Collected data entries
---*---

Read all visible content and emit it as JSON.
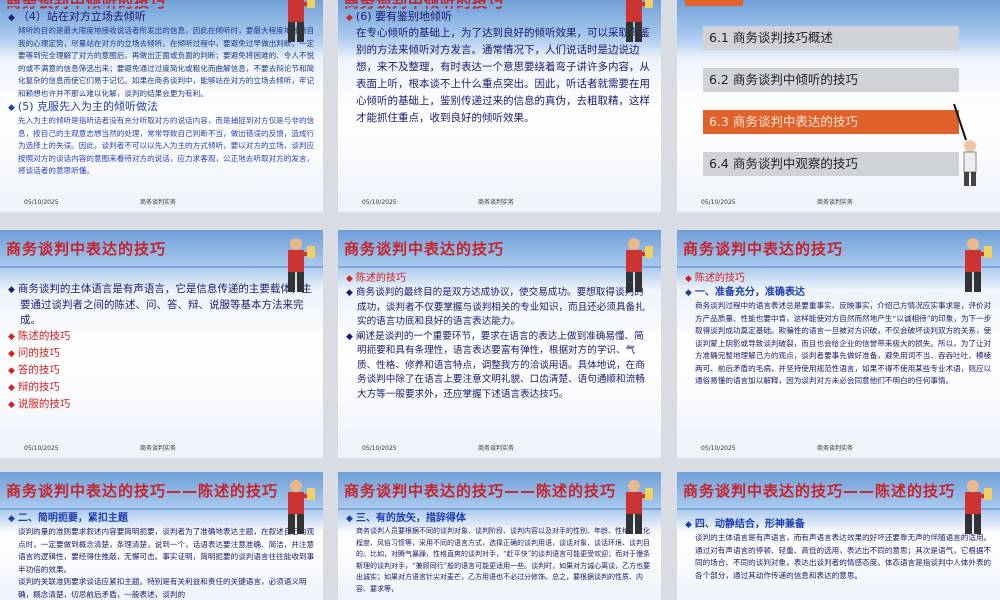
{
  "footer": {
    "date": "05/10/2025",
    "course": "商务谈判实务"
  },
  "slides": {
    "s1": {
      "title": "商务谈判中倾听的技巧",
      "h1": "（4）站在对方立场去倾听",
      "p1": "倾听的目的是最大限度地接收说话者所发出的信息，因此在倾听时，要最大程度地减除自我的心理定势，尽量站在对方的立场去倾听。在倾听过程中，要避免过早做出判断，一定要等到完全理解了对方的意图后，再做出正面或负面的判断；要避免将困难的、令人不悦的或不满意的信息筛选出来；要避免通过过度简化或粗化而曲解信息，不要去辩论节和简化复杂的信息而使它们易于记忆。如果在商务谈判中，能够站在对方的立场去倾听，牢记和赖想也许并不那么难以化解，谈判的结果会更为有利。",
      "h2": "(5) 克服先入为主的倾听做法",
      "p2": "先入为主的倾听是指听话者没有充分听取对方的说话内容，而是捕捉到对方仅是与非的信息，按自己的主观意志想当然的处理，常常导致自己判断不当，做出错误的反馈，造成行为选择上的失误。因此，谈判者不可以以先入为主的方式倾听，要以对方的立场，谈判应按照对方的谈话内容的意图来看待对方的说话，应力求客观，公正地去听取对方的发言，将谈话者的意思听懂。"
    },
    "s2": {
      "title": "商务谈判中倾听的技巧",
      "h1": "(6) 要有鉴别地倾听",
      "p1": "在专心倾听的基础上，为了达到良好的倾听效果，可以采取有鉴别的方法来倾听对方发言。通常情况下，人们说话时是边说边想，来不及整理，有时表达一个意思要绕着弯子讲许多内容，从表面上听，根本谈不上什么重点突出。因此，听话者就需要在用心倾听的基础上，鉴别传递过来的信息的真伪，去粗取精，这样才能抓住重点，收到良好的倾听效果。"
    },
    "s3": {
      "menu": [
        "6.1 商务谈判技巧概述",
        "6.2 商务谈判中倾听的技巧",
        "6.3 商务谈判中表达的技巧",
        "6.4 商务谈判中观察的技巧"
      ]
    },
    "s4": {
      "title": "商务谈判中表达的技巧",
      "p1": "商务谈判的主体语言是有声语言，它是信息传递的主要载体，主要通过谈判者之间的陈述、问、答、辩、说服等基本方法来完成。",
      "items": [
        "陈述的技巧",
        "问的技巧",
        "答的技巧",
        "辩的技巧",
        "说服的技巧"
      ]
    },
    "s5": {
      "title": "商务谈判中表达的技巧",
      "h0": "陈述的技巧",
      "p1": "商务谈判的最终目的是双方达成协议，使交易成功。要想取得谈判的成功，谈判者不仅要掌握与谈判相关的专业知识，而且还必须具备扎实的语言功底和良好的语言表达能力。",
      "p2": "阐述是谈判的一个重要环节，要求在语言的表达上做到准确易懂、简明扼要和具有条理性，语言表达要富有弹性，根据对方的学识、气质、性格、修养和语言特点，调整我方的洽谈用语。具体地说，在商务谈判中除了在语言上要注意文明礼貌、口齿清楚、语句通顺和流畅大方等一般要求外，还应掌握下述语言表达技巧。"
    },
    "s6": {
      "title": "商务谈判中表达的技巧",
      "h0": "陈述的技巧",
      "h1": "一、准备充分，准确表达",
      "p1": "商务谈判过程中的语言表述总是要重事实、反映事实，介绍己方情况应实事求是，评价对方产品质量、性能也要中肯，这样能使对方自然而然地产生“以诚相待”的印象，为下一步取得谈判成功奠定基础。欺骗性的语言一旦被对方识破，不仅会破坏谈判双方的关系，使谈判蒙上阴影或导致谈判破裂，而且也会给企业的信誉带来极大的损失。所以，为了让对方准确完整地理解己方的观点，谈判者要事先做好准备，避免用词不当、吞吞吐吐、模棱两可、前后矛盾的毛病，并坚持使用规范性语言，如果不得不使用某些专业术语，则应以通俗易懂的语言加以解释，因为谈判对方未必会同意他们不明白的任何事情。"
    },
    "s7": {
      "title": "商务谈判中表达的技巧——陈述的技巧",
      "h1": "二、简明扼要，紧扣主题",
      "p1": "谈判的量的准则要求叙述内容要简明扼要，谈判者为了准确地表达主题，在叙述自己的观点时，一定要做到概念清楚，条理清楚，说到一个，话语表达要注意准确、简洁，并注意语言的逻辑性，要经得住推敲，无懈可击。事实证明，简明扼要的谈判语言往往能收到事半功倍的效果。",
      "p2": "谈判的关联准则要求谈话应紧扣主题。特别是有关利益和责任的关键语言，必须语义明确，概念清楚，切忌前后矛盾，一般表述，谈判的"
    },
    "s8": {
      "title": "商务谈判中表达的技巧——陈述的技巧",
      "h1": "三、有的放矢，措辞得体",
      "p1": "商务谈判人员要根据不同的谈判对象、谈判阶段、谈判内容以及对手的性别、年龄、性格、文化程度、风俗习惯等，采用不同的语言方式，选择正确的谈判用语，谈话对象、谈话环境、谈判目的。比如，对腾气暴躁、性格直爽的谈判对手，“赶平快”的谈判语言可能更受欢迎；而对于慢条斯理的谈判对手，“兼顾同行”般的语言可能更适用一些。谈判时，如果对方诚心离谈，乙方也要出诚实；如果对方语言针尖对麦芒，乙方用语也不必过分修饰。总之，要根据谈判的性质、内容、要求等，"
    },
    "s9": {
      "title": "商务谈判中表达的技巧——陈述的技巧",
      "h1": "四、动静结合，形神兼备",
      "p1": "谈判的主体语言是有声语言，而有声语言表达效果的好坏还要靠无声的伴随语言的适用。通过对有声语言的停顿、轻重、高低的选用，表达出不同的意思；其次是语气，它根据不同的场合、不同的谈判对象，表达出谈判者的情感态度。体态语言是指谈判中人体外表的各个部分，通过其动作传递的信息和表达的意思。"
    }
  }
}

---*---

* Task description: Pictures appear in the records above. Output everything except them, exactly.

* Task solution:
Read all visible content and emit it as JSON.
{
  "footer": {
    "date": "05/10/2025",
    "course": "商务谈判实务"
  },
  "slides": {
    "s1": {
      "title": "商务谈判中倾听的技巧",
      "h1": "（4）站在对方立场去倾听",
      "p1": "倾听的目的是最大限度地接收说话者所发出的信息，因此在倾听时，要最大程度地减除自我的心理定势，尽量站在对方的立场去倾听。在倾听过程中，要避免过早做出判断，一定要等到完全理解了对方的意图后，再做出正面或负面的判断；要避免将困难的、令人不悦的或不满意的信息筛选出来；要避免通过过度简化或粗化而曲解信息，不要去辩论节和简化复杂的信息而使它们易于记忆。如果在商务谈判中，能够站在对方的立场去倾听，牢记和赖想也许并不那么难以化解，谈判的结果会更为有利。",
      "h2": "(5) 克服先入为主的倾听做法",
      "p2": "先入为主的倾听是指听话者没有充分听取对方的说话内容，而是捕捉到对方仅是与非的信息，按自己的主观意志想当然的处理，常常导致自己判断不当，做出错误的反馈，造成行为选择上的失误。因此，谈判者不可以以先入为主的方式倾听，要以对方的立场，谈判应按照对方的谈话内容的意图来看待对方的说话，应力求客观，公正地去听取对方的发言，将谈话者的意思听懂。"
    },
    "s2": {
      "title": "商务谈判中倾听的技巧",
      "h1": "(6) 要有鉴别地倾听",
      "p1": "在专心倾听的基础上，为了达到良好的倾听效果，可以采取有鉴别的方法来倾听对方发言。通常情况下，人们说话时是边说边想，来不及整理，有时表达一个意思要绕着弯子讲许多内容，从表面上听，根本谈不上什么重点突出。因此，听话者就需要在用心倾听的基础上，鉴别传递过来的信息的真伪，去粗取精，这样才能抓住重点，收到良好的倾听效果。"
    },
    "s3": {
      "menu": [
        "6.1 商务谈判技巧概述",
        "6.2 商务谈判中倾听的技巧",
        "6.3 商务谈判中表达的技巧",
        "6.4 商务谈判中观察的技巧"
      ]
    },
    "s4": {
      "title": "商务谈判中表达的技巧",
      "p1": "商务谈判的主体语言是有声语言，它是信息传递的主要载体，主要通过谈判者之间的陈述、问、答、辩、说服等基本方法来完成。",
      "items": [
        "陈述的技巧",
        "问的技巧",
        "答的技巧",
        "辩的技巧",
        "说服的技巧"
      ]
    },
    "s5": {
      "title": "商务谈判中表达的技巧",
      "h0": "陈述的技巧",
      "p1": "商务谈判的最终目的是双方达成协议，使交易成功。要想取得谈判的成功，谈判者不仅要掌握与谈判相关的专业知识，而且还必须具备扎实的语言功底和良好的语言表达能力。",
      "p2": "阐述是谈判的一个重要环节，要求在语言的表达上做到准确易懂、简明扼要和具有条理性，语言表达要富有弹性，根据对方的学识、气质、性格、修养和语言特点，调整我方的洽谈用语。具体地说，在商务谈判中除了在语言上要注意文明礼貌、口齿清楚、语句通顺和流畅大方等一般要求外，还应掌握下述语言表达技巧。"
    },
    "s6": {
      "title": "商务谈判中表达的技巧",
      "h0": "陈述的技巧",
      "h1": "一、准备充分，准确表达",
      "p1": "商务谈判过程中的语言表述总是要重事实、反映事实，介绍己方情况应实事求是，评价对方产品质量、性能也要中肯，这样能使对方自然而然地产生“以诚相待”的印象，为下一步取得谈判成功奠定基础。欺骗性的语言一旦被对方识破，不仅会破坏谈判双方的关系，使谈判蒙上阴影或导致谈判破裂，而且也会给企业的信誉带来极大的损失。所以，为了让对方准确完整地理解己方的观点，谈判者要事先做好准备，避免用词不当、吞吞吐吐、模棱两可、前后矛盾的毛病，并坚持使用规范性语言，如果不得不使用某些专业术语，则应以通俗易懂的语言加以解释，因为谈判对方未必会同意他们不明白的任何事情。"
    },
    "s7": {
      "title": "商务谈判中表达的技巧——陈述的技巧",
      "h1": "二、简明扼要，紧扣主题",
      "p1": "谈判的量的准则要求叙述内容要简明扼要，谈判者为了准确地表达主题，在叙述自己的观点时，一定要做到概念清楚，条理清楚，说到一个，话语表达要注意准确、简洁，并注意语言的逻辑性，要经得住推敲，无懈可击。事实证明，简明扼要的谈判语言往往能收到事半功倍的效果。",
      "p2": "谈判的关联准则要求谈话应紧扣主题。特别是有关利益和责任的关键语言，必须语义明确，概念清楚，切忌前后矛盾，一般表述，谈判的"
    },
    "s8": {
      "title": "商务谈判中表达的技巧——陈述的技巧",
      "h1": "三、有的放矢，措辞得体",
      "p1": "商务谈判人员要根据不同的谈判对象、谈判阶段、谈判内容以及对手的性别、年龄、性格、文化程度、风俗习惯等，采用不同的语言方式，选择正确的谈判用语，谈话对象、谈话环境、谈判目的。比如，对腾气暴躁、性格直爽的谈判对手，“赶平快”的谈判语言可能更受欢迎；而对于慢条斯理的谈判对手，“兼顾同行”般的语言可能更适用一些。谈判时，如果对方诚心离谈，乙方也要出诚实；如果对方语言针尖对麦芒，乙方用语也不必过分修饰。总之，要根据谈判的性质、内容、要求等，"
    },
    "s9": {
      "title": "商务谈判中表达的技巧——陈述的技巧",
      "h1": "四、动静结合，形神兼备",
      "p1": "谈判的主体语言是有声语言，而有声语言表达效果的好坏还要靠无声的伴随语言的适用。通过对有声语言的停顿、轻重、高低的选用，表达出不同的意思；其次是语气，它根据不同的场合、不同的谈判对象，表达出谈判者的情感态度。体态语言是指谈判中人体外表的各个部分，通过其动作传递的信息和表达的意思。"
    }
  }
}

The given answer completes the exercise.